### About this exercise
For each line below that holds the string "FILE", add one to a tally; report that tally alone.

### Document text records

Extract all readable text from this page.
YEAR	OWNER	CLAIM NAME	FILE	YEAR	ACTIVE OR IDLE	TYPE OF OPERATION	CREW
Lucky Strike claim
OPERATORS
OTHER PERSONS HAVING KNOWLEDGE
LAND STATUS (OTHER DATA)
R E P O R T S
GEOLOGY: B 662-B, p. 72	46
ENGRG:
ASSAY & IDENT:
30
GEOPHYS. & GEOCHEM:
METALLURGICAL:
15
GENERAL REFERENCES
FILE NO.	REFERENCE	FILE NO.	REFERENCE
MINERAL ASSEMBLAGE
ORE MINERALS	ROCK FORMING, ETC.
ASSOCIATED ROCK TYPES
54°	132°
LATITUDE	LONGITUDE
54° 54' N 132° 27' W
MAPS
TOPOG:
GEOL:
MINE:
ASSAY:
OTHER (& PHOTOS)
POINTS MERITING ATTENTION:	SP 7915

### Completed task
2